Request: Pull out every line with the word "data" from the entries below.
>>>>
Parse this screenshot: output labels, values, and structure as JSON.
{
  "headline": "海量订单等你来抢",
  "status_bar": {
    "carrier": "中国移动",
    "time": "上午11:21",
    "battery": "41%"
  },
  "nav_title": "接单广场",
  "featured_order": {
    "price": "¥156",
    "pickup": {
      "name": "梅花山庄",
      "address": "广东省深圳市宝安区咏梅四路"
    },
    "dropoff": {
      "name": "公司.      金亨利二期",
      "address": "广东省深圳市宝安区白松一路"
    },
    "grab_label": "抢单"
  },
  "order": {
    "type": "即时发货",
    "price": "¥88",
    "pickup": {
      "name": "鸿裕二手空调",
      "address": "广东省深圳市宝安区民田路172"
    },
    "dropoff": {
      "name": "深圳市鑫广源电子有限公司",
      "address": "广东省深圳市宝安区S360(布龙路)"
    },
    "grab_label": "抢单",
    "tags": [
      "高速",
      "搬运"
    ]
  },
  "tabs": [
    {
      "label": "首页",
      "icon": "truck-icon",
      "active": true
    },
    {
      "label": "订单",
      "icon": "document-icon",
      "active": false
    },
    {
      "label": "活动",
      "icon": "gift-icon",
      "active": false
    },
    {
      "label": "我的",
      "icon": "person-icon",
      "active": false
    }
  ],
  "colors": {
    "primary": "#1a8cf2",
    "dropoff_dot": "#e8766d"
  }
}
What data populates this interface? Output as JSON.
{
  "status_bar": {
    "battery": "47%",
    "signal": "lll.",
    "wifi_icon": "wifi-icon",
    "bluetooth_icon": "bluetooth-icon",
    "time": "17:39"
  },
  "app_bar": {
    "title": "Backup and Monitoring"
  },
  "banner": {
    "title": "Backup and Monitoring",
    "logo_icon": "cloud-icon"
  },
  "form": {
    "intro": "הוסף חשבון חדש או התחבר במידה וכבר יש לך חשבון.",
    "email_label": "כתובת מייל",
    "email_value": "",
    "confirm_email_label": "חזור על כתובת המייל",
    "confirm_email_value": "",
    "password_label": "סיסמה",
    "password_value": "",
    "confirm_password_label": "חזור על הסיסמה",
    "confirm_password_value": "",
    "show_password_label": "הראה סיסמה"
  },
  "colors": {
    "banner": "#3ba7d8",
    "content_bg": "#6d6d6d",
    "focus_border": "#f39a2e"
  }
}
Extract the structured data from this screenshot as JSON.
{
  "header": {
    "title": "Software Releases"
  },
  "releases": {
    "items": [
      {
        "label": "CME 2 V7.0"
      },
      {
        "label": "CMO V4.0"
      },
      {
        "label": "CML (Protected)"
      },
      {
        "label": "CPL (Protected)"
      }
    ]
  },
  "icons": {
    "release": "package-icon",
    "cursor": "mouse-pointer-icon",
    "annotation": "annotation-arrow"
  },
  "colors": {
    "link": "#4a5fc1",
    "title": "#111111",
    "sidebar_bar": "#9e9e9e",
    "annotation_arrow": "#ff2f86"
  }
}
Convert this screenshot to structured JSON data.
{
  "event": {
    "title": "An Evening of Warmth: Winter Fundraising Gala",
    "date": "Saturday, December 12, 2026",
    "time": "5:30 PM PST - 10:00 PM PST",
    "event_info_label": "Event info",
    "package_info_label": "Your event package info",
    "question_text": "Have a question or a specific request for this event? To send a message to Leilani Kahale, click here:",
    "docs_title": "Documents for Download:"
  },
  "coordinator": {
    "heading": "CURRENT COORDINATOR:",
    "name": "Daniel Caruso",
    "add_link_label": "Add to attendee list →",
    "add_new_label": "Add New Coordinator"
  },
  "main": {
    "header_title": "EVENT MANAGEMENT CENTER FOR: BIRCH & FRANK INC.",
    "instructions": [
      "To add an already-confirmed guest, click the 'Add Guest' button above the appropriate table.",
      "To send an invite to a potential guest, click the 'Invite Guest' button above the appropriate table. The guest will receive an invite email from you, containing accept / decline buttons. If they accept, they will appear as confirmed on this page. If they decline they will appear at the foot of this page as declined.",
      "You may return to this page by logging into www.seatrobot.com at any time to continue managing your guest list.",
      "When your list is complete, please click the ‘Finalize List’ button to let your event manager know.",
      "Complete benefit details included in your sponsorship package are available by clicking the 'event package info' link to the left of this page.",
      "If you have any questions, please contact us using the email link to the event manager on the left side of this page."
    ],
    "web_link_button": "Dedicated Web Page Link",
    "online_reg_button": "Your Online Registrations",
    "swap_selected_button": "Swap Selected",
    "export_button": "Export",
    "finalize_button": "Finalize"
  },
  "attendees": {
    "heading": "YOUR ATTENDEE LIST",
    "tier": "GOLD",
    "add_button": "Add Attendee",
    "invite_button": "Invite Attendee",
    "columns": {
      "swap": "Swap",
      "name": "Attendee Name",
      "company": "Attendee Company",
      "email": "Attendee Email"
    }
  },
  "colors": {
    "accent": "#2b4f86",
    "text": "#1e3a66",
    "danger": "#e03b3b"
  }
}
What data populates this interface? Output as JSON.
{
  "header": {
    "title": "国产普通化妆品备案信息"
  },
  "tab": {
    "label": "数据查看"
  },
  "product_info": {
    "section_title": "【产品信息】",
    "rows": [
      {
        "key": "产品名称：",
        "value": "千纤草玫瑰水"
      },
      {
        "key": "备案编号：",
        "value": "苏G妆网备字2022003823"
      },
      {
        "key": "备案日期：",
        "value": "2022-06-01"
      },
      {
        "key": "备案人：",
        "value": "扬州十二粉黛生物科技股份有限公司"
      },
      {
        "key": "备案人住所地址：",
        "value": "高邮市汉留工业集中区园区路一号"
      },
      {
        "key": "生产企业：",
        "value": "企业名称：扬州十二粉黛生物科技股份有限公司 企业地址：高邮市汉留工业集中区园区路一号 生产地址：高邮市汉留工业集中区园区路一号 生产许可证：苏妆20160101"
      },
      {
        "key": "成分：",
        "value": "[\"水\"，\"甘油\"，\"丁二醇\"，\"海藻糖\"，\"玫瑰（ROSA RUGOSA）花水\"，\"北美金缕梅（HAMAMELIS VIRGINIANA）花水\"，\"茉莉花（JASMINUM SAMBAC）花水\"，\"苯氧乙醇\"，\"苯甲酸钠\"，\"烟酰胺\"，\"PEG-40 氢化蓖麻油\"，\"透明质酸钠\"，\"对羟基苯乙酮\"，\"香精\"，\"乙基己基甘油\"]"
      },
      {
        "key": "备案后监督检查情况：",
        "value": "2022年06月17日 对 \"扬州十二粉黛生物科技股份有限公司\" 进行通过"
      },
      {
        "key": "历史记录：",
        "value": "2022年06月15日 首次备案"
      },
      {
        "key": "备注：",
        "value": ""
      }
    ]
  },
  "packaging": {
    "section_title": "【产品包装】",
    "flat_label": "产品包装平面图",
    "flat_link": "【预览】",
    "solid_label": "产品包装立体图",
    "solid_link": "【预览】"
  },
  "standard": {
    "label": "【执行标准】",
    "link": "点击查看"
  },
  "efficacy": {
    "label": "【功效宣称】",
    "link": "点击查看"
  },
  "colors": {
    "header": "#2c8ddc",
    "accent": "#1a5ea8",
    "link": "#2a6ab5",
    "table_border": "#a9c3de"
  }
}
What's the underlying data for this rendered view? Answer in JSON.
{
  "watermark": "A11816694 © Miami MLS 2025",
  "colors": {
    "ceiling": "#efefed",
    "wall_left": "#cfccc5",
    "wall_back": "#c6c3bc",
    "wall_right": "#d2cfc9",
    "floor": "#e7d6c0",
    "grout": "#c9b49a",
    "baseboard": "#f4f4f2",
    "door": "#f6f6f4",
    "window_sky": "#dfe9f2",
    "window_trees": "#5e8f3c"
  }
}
<<<<
Written answer:
What data populates this interface? Output as JSON.
Extract the structured data from this screenshot as JSON.
Convert this screenshot to structured JSON data.
What data populates this interface? Output as JSON.
What's the underlying data for this rendered view? Answer in JSON.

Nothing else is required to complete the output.